Exercise details:
Find the lines containing the word "maszyny" and copy every one of them.

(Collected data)
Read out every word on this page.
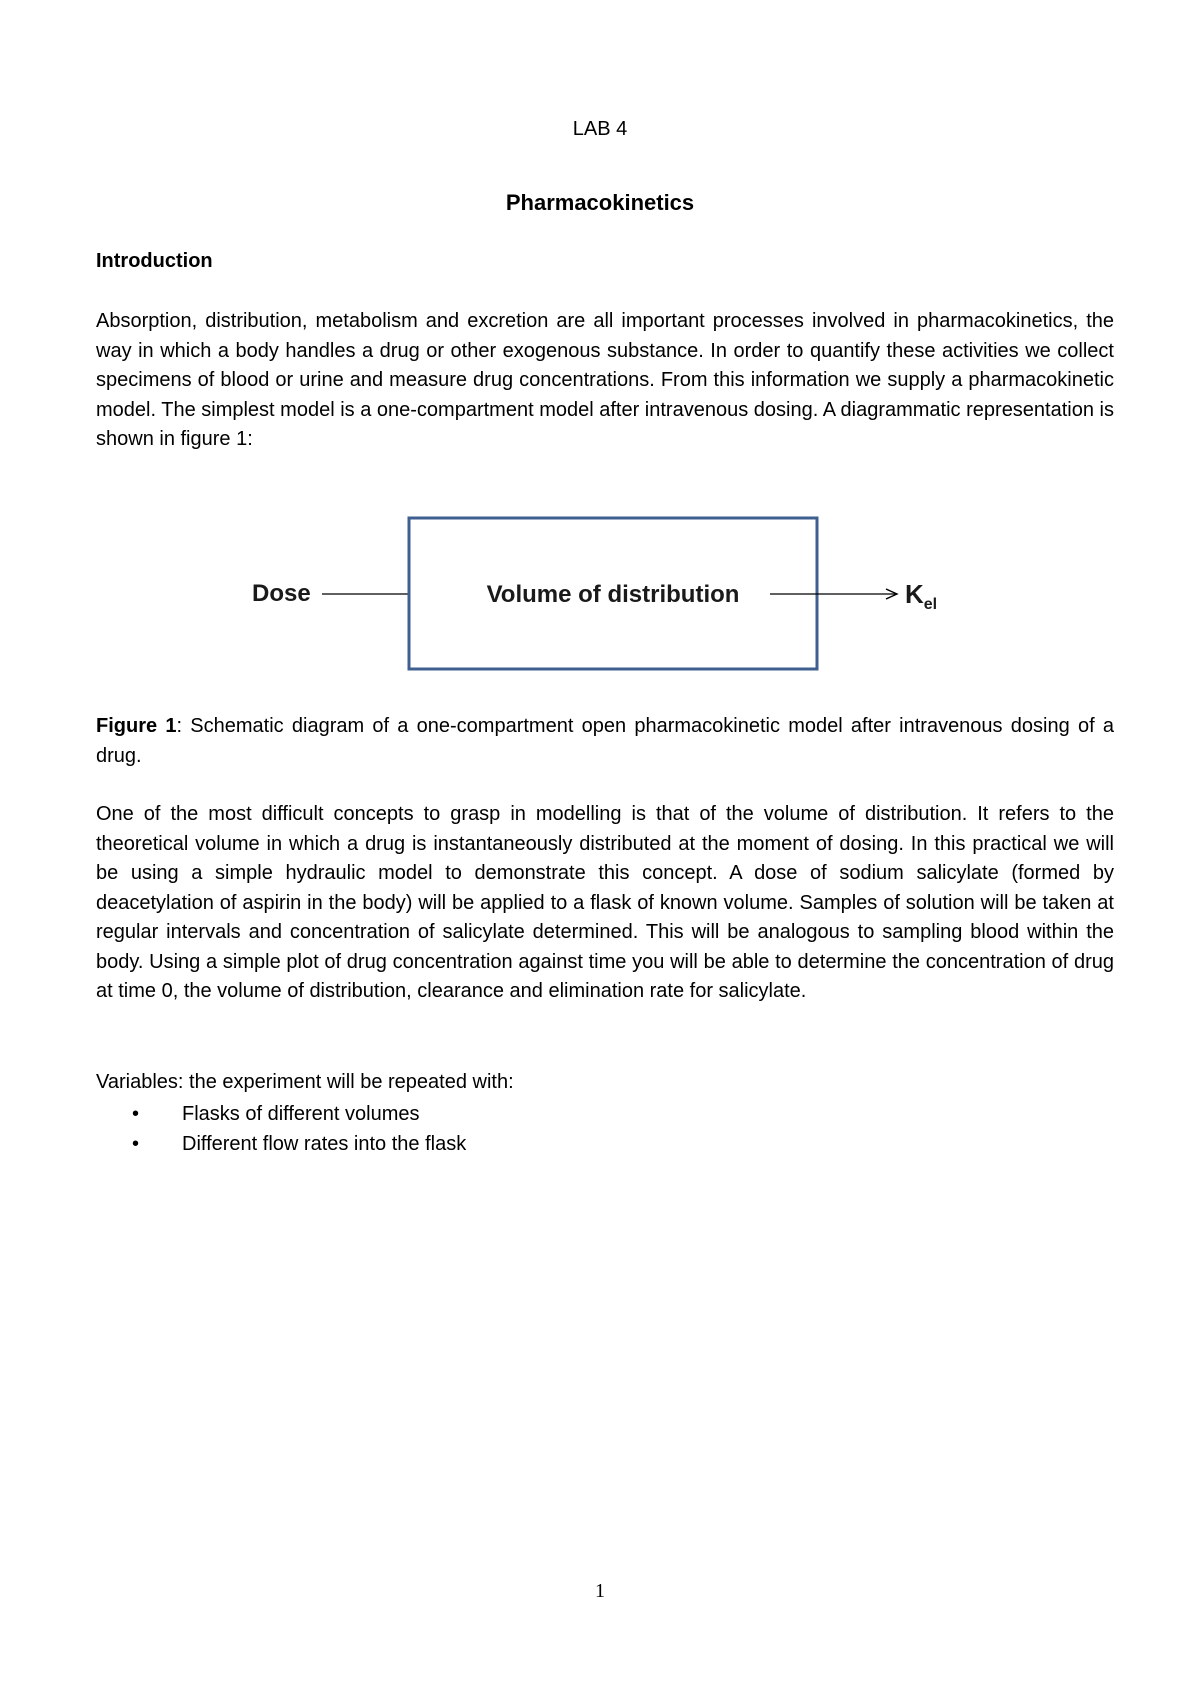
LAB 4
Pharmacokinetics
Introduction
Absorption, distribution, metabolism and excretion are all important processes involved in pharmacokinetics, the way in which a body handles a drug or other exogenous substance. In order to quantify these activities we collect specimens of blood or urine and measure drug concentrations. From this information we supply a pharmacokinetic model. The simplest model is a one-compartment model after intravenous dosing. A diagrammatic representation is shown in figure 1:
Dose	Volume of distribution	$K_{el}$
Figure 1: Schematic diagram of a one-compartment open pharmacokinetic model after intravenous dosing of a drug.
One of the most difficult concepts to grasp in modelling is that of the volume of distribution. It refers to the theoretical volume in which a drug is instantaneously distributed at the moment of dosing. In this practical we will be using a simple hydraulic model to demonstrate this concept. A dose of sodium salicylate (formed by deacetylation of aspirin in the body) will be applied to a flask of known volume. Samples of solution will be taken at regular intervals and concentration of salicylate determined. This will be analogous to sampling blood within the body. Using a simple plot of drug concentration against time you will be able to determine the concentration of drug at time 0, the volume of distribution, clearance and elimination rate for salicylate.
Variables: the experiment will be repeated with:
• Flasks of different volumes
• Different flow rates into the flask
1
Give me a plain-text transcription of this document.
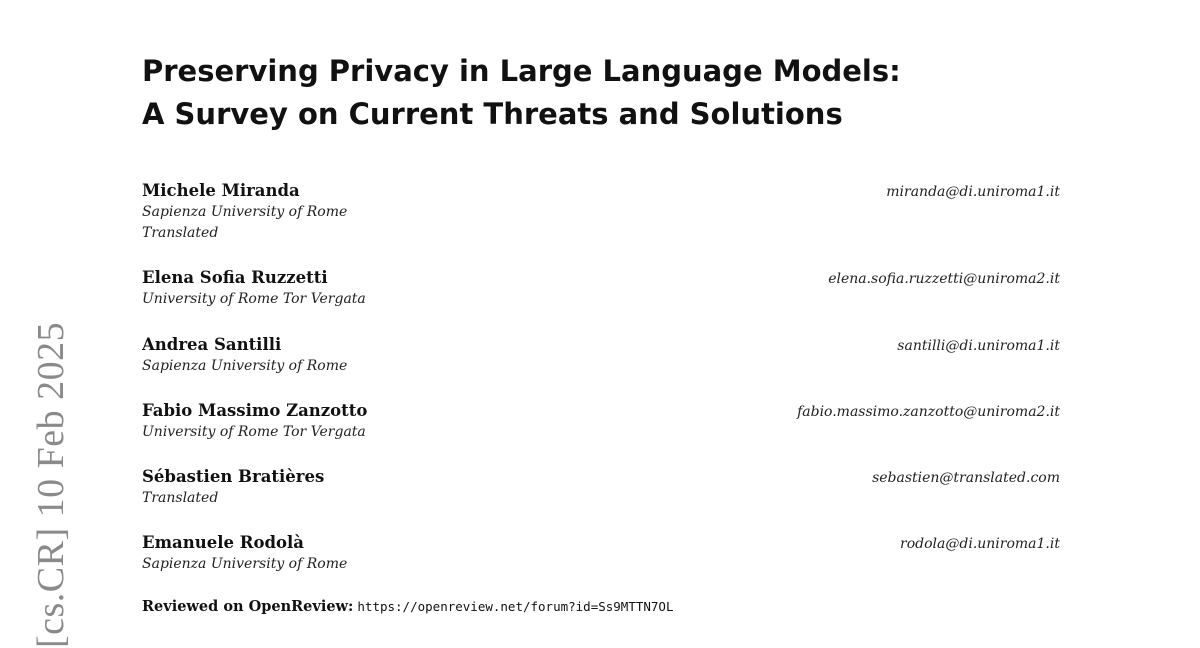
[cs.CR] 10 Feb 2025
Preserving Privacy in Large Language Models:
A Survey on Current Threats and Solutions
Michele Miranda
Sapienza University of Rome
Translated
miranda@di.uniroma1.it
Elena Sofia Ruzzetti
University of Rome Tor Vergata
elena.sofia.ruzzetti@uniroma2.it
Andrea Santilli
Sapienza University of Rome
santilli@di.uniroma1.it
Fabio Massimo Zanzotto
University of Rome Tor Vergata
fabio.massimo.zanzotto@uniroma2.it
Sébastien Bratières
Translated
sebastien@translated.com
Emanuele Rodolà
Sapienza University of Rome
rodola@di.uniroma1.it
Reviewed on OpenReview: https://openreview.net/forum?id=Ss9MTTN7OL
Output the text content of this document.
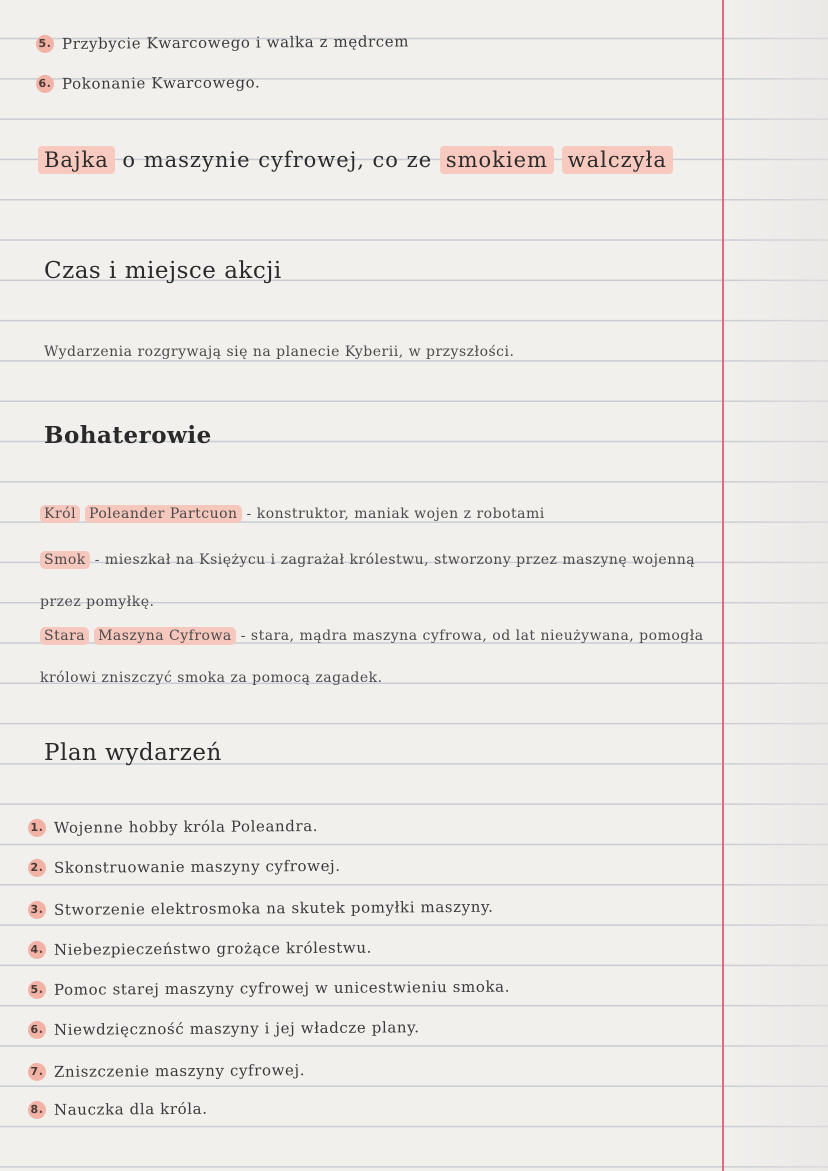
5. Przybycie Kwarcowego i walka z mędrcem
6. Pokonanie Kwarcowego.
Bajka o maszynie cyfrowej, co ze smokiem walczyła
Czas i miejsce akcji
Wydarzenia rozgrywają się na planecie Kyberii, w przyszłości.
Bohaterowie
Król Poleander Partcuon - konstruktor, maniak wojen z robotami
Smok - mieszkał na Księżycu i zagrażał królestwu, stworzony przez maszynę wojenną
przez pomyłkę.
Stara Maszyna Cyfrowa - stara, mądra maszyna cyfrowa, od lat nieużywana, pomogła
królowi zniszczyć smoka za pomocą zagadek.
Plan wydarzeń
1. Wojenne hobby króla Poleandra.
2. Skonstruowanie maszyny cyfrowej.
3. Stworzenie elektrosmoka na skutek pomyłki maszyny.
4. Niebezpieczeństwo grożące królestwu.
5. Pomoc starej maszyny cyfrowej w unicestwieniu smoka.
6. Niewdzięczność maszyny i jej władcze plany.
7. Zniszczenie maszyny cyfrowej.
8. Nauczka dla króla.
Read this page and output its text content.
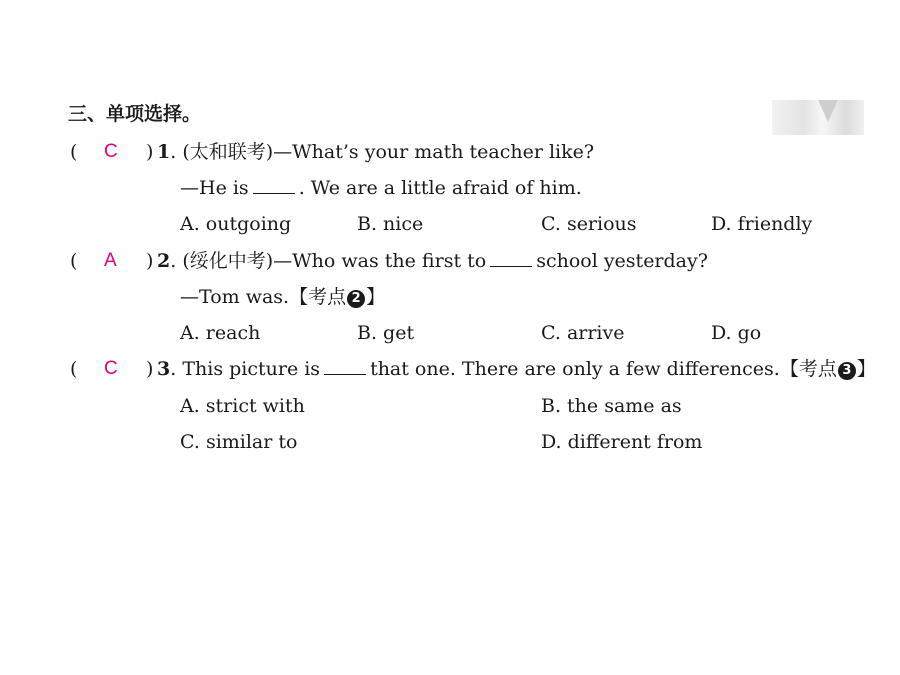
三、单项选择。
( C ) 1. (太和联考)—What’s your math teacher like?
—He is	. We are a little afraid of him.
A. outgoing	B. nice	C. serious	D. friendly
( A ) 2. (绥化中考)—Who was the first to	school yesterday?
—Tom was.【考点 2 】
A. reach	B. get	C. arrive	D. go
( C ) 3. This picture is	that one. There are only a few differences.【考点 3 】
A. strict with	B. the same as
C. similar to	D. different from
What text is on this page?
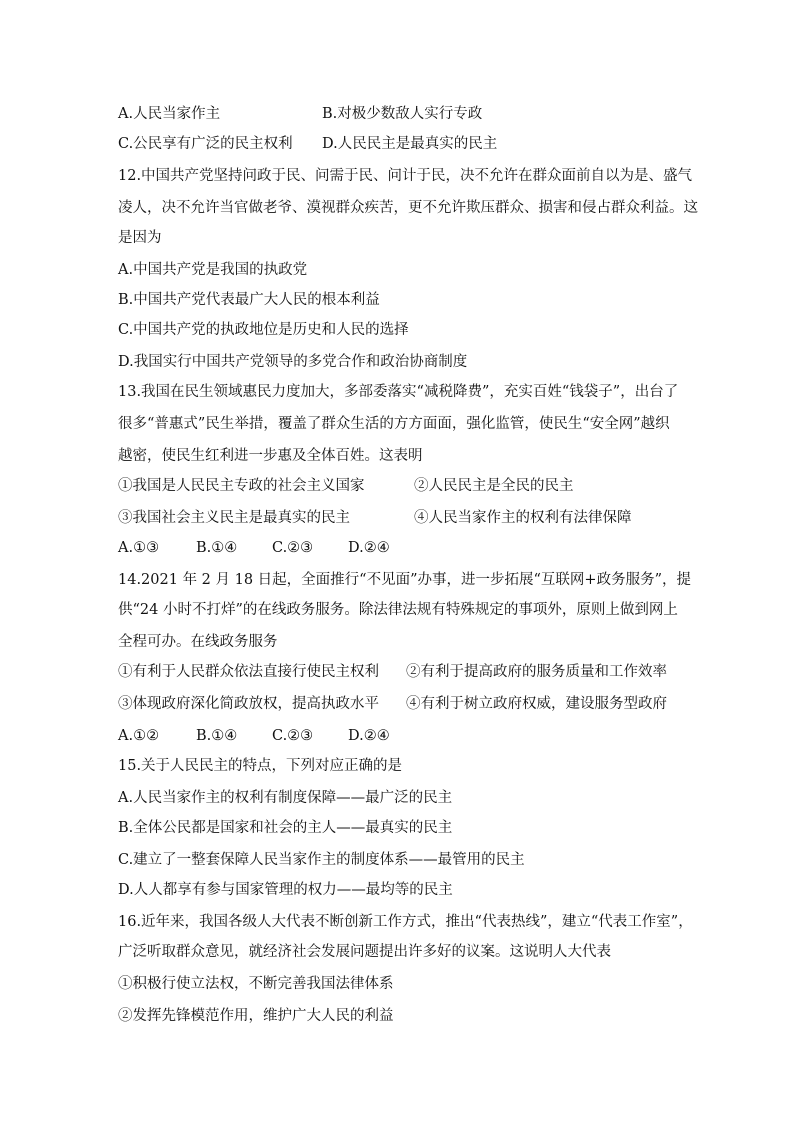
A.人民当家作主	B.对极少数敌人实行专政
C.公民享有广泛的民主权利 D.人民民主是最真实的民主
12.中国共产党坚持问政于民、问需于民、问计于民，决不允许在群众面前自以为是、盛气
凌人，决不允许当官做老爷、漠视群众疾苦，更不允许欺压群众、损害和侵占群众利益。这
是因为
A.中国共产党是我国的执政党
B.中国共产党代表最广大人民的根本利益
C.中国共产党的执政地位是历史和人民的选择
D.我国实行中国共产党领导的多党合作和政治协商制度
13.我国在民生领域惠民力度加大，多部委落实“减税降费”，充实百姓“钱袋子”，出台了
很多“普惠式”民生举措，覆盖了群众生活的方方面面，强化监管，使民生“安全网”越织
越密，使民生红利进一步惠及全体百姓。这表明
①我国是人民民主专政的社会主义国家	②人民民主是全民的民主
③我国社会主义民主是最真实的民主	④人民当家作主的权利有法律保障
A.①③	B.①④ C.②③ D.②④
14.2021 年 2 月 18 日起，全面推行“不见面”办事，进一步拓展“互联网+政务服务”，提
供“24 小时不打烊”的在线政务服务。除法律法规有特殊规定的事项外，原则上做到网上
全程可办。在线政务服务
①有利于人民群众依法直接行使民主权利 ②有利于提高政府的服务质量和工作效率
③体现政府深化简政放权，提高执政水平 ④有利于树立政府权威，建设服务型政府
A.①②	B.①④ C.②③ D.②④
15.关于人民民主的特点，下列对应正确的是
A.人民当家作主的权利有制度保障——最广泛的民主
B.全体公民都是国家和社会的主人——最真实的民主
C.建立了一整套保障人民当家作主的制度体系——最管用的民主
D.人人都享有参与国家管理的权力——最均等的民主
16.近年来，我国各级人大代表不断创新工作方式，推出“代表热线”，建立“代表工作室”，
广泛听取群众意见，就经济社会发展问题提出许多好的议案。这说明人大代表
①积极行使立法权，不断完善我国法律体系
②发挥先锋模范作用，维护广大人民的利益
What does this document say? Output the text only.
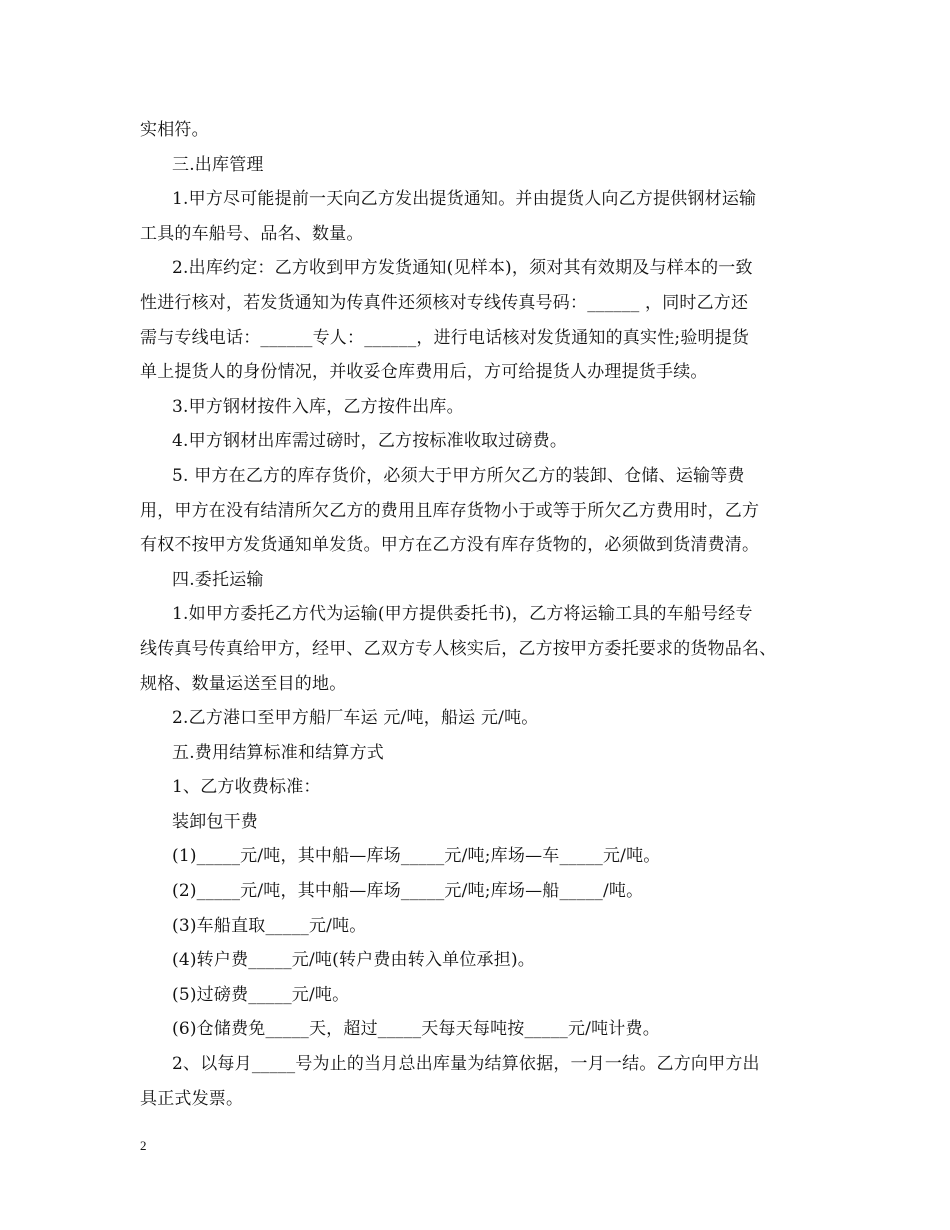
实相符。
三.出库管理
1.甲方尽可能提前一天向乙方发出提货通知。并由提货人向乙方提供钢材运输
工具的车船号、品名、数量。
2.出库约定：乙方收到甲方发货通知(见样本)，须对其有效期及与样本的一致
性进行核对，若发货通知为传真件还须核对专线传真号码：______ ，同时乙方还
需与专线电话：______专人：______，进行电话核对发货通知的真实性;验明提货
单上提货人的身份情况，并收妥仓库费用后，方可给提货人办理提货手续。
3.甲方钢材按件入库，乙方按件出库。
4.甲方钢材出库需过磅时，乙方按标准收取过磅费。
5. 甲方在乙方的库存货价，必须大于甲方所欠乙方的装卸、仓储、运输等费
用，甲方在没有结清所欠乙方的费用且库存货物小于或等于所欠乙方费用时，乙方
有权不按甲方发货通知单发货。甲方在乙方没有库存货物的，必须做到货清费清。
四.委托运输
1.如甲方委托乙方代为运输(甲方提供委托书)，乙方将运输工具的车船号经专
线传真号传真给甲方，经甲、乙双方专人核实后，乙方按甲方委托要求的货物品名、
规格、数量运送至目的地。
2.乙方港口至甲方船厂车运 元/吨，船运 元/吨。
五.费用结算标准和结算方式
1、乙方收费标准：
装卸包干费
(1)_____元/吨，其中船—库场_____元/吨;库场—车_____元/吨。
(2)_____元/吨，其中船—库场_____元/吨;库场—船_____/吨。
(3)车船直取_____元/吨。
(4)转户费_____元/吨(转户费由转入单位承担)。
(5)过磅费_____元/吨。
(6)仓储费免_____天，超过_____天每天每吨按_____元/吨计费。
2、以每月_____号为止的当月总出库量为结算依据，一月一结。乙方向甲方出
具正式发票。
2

Exercise result:
2. Skonstruowanie maszyny cyfrowej.
3. Stworzenie elektrosmoka na skutek pomyłki maszyny.
5. Pomoc starej maszyny cyfrowej w unicestwieniu smoka.
6. Niewdzięczność maszyny i jej władcze plany.
7. Zniszczenie maszyny cyfrowej.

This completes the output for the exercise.